==== DATASET RECORDS

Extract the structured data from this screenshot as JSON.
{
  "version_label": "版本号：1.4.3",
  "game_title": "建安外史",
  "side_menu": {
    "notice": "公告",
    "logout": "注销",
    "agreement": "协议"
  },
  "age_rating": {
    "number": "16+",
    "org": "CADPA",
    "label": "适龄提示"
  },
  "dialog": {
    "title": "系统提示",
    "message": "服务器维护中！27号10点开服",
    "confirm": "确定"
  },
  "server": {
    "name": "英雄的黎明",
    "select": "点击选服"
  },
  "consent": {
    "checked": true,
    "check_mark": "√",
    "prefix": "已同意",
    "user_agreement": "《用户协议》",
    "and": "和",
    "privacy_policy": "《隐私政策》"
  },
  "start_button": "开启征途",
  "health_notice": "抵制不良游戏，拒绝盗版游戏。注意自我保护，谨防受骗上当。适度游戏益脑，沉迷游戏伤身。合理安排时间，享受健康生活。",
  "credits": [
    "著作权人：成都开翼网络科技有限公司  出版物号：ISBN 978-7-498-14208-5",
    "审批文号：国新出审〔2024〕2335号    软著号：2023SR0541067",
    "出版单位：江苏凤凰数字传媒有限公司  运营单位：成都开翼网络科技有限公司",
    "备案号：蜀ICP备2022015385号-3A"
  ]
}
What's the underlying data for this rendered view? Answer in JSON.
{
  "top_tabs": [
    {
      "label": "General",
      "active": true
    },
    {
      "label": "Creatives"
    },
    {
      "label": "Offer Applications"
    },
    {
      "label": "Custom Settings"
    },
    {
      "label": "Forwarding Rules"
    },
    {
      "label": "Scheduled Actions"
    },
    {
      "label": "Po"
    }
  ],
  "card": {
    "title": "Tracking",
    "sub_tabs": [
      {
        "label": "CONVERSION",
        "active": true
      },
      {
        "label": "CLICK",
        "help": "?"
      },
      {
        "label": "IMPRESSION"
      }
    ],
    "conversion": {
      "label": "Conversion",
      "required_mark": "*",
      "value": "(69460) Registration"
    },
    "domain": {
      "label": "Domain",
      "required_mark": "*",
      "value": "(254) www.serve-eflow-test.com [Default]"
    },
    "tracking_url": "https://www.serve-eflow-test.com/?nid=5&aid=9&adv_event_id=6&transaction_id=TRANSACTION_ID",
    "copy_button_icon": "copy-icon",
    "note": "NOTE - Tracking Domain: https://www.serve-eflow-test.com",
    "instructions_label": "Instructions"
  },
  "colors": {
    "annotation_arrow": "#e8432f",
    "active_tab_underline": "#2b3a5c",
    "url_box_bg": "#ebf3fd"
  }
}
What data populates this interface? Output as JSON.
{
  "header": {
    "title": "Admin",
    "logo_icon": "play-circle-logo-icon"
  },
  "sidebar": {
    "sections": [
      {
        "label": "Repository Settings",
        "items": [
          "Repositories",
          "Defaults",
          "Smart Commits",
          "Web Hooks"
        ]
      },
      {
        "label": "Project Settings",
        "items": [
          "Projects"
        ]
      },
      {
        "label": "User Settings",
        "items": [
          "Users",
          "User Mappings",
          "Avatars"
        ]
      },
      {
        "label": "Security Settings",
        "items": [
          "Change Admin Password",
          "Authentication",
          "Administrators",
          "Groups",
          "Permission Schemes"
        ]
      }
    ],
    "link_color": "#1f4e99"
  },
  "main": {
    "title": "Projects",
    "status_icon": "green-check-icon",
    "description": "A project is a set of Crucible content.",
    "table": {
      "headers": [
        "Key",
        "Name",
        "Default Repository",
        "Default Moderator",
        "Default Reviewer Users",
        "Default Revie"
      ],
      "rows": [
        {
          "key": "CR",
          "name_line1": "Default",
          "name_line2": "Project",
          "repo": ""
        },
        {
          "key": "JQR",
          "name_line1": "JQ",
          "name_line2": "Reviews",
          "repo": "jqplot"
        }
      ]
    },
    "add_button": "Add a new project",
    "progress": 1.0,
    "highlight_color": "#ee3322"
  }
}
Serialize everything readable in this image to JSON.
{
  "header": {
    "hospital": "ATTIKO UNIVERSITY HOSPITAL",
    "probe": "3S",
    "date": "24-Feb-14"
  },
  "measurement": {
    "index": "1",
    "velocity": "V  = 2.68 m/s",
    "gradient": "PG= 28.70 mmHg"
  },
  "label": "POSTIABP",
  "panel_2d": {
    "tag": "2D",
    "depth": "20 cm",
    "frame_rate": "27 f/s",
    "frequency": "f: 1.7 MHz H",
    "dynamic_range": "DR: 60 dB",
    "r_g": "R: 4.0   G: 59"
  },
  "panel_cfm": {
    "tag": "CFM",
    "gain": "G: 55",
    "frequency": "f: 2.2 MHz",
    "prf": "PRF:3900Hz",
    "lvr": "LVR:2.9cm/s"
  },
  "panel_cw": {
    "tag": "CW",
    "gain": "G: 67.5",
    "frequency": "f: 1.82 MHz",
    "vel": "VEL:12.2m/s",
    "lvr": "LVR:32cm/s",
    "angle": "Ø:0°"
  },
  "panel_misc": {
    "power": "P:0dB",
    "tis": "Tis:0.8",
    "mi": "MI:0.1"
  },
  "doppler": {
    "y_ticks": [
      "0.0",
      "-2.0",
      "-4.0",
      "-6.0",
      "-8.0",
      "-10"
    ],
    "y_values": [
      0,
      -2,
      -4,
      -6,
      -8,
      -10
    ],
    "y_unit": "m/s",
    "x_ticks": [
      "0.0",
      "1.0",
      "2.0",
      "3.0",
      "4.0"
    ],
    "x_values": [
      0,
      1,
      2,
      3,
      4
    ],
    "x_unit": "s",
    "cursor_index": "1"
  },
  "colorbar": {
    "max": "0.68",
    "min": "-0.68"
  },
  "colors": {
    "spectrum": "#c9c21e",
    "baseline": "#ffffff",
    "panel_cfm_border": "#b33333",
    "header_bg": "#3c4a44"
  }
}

========

● **PROBLEM STATEMENT**
Repeat every record, keeping each word and mark exactly as it is.

● **RESPONSE TO THIS EXERCISE**
Extract the structured data from this screenshot as JSON.
{
  "version_label": "版本号：1.4.3",
  "game_title": "建安外史",
  "side_menu": {
    "notice": "公告",
    "logout": "注销",
    "agreement": "协议"
  },
  "age_rating": {
    "number": "16+",
    "org": "CADPA",
    "label": "适龄提示"
  },
  "dialog": {
    "title": "系统提示",
    "message": "服务器维护中！27号10点开服",
    "confirm": "确定"
  },
  "server": {
    "name": "英雄的黎明",
    "select": "点击选服"
  },
  "consent": {
    "checked": true,
    "check_mark": "√",
    "prefix": "已同意",
    "user_agreement": "《用户协议》",
    "and": "和",
    "privacy_policy": "《隐私政策》"
  },
  "start_button": "开启征途",
  "health_notice": "抵制不良游戏，拒绝盗版游戏。注意自我保护，谨防受骗上当。适度游戏益脑，沉迷游戏伤身。合理安排时间，享受健康生活。",
  "credits": [
    "著作权人：成都开翼网络科技有限公司  出版物号：ISBN 978-7-498-14208-5",
    "审批文号：国新出审〔2024〕2335号    软著号：2023SR0541067",
    "出版单位：江苏凤凰数字传媒有限公司  运营单位：成都开翼网络科技有限公司",
    "备案号：蜀ICP备2022015385号-3A"
  ]
}
What's the underlying data for this rendered view? Answer in JSON.
{
  "top_tabs": [
    {
      "label": "General",
      "active": true
    },
    {
      "label": "Creatives"
    },
    {
      "label": "Offer Applications"
    },
    {
      "label": "Custom Settings"
    },
    {
      "label": "Forwarding Rules"
    },
    {
      "label": "Scheduled Actions"
    },
    {
      "label": "Po"
    }
  ],
  "card": {
    "title": "Tracking",
    "sub_tabs": [
      {
        "label": "CONVERSION",
        "active": true
      },
      {
        "label": "CLICK",
        "help": "?"
      },
      {
        "label": "IMPRESSION"
      }
    ],
    "conversion": {
      "label": "Conversion",
      "required_mark": "*",
      "value": "(69460) Registration"
    },
    "domain": {
      "label": "Domain",
      "required_mark": "*",
      "value": "(254) www.serve-eflow-test.com [Default]"
    },
    "tracking_url": "https://www.serve-eflow-test.com/?nid=5&aid=9&adv_event_id=6&transaction_id=TRANSACTION_ID",
    "copy_button_icon": "copy-icon",
    "note": "NOTE - Tracking Domain: https://www.serve-eflow-test.com",
    "instructions_label": "Instructions"
  },
  "colors": {
    "annotation_arrow": "#e8432f",
    "active_tab_underline": "#2b3a5c",
    "url_box_bg": "#ebf3fd"
  }
}
What data populates this interface? Output as JSON.
{
  "header": {
    "title": "Admin",
    "logo_icon": "play-circle-logo-icon"
  },
  "sidebar": {
    "sections": [
      {
        "label": "Repository Settings",
        "items": [
          "Repositories",
          "Defaults",
          "Smart Commits",
          "Web Hooks"
        ]
      },
      {
        "label": "Project Settings",
        "items": [
          "Projects"
        ]
      },
      {
        "label": "User Settings",
        "items": [
          "Users",
          "User Mappings",
          "Avatars"
        ]
      },
      {
        "label": "Security Settings",
        "items": [
          "Change Admin Password",
          "Authentication",
          "Administrators",
          "Groups",
          "Permission Schemes"
        ]
      }
    ],
    "link_color": "#1f4e99"
  },
  "main": {
    "title": "Projects",
    "status_icon": "green-check-icon",
    "description": "A project is a set of Crucible content.",
    "table": {
      "headers": [
        "Key",
        "Name",
        "Default Repository",
        "Default Moderator",
        "Default Reviewer Users",
        "Default Revie"
      ],
      "rows": [
        {
          "key": "CR",
          "name_line1": "Default",
          "name_line2": "Project",
          "repo": ""
        },
        {
          "key": "JQR",
          "name_line1": "JQ",
          "name_line2": "Reviews",
          "repo": "jqplot"
        }
      ]
    },
    "add_button": "Add a new project",
    "progress": 1.0,
    "highlight_color": "#ee3322"
  }
}
Serialize everything readable in this image to JSON.
{
  "header": {
    "hospital": "ATTIKO UNIVERSITY HOSPITAL",
    "probe": "3S",
    "date": "24-Feb-14"
  },
  "measurement": {
    "index": "1",
    "velocity": "V  = 2.68 m/s",
    "gradient": "PG= 28.70 mmHg"
  },
  "label": "POSTIABP",
  "panel_2d": {
    "tag": "2D",
    "depth": "20 cm",
    "frame_rate": "27 f/s",
    "frequency": "f: 1.7 MHz H",
    "dynamic_range": "DR: 60 dB",
    "r_g": "R: 4.0   G: 59"
  },
  "panel_cfm": {
    "tag": "CFM",
    "gain": "G: 55",
    "frequency": "f: 2.2 MHz",
    "prf": "PRF:3900Hz",
    "lvr": "LVR:2.9cm/s"
  },
  "panel_cw": {
    "tag": "CW",
    "gain": "G: 67.5",
    "frequency": "f: 1.82 MHz",
    "vel": "VEL:12.2m/s",
    "lvr": "LVR:32cm/s",
    "angle": "Ø:0°"
  },
  "panel_misc": {
    "power": "P:0dB",
    "tis": "Tis:0.8",
    "mi": "MI:0.1"
  },
  "doppler": {
    "y_ticks": [
      "0.0",
      "-2.0",
      "-4.0",
      "-6.0",
      "-8.0",
      "-10"
    ],
    "y_values": [
      0,
      -2,
      -4,
      -6,
      -8,
      -10
    ],
    "y_unit": "m/s",
    "x_ticks": [
      "0.0",
      "1.0",
      "2.0",
      "3.0",
      "4.0"
    ],
    "x_values": [
      0,
      1,
      2,
      3,
      4
    ],
    "x_unit": "s",
    "cursor_index": "1"
  },
  "colorbar": {
    "max": "0.68",
    "min": "-0.68"
  },
  "colors": {
    "spectrum": "#c9c21e",
    "baseline": "#ffffff",
    "panel_cfm_border": "#b33333",
    "header_bg": "#3c4a44"
  }
}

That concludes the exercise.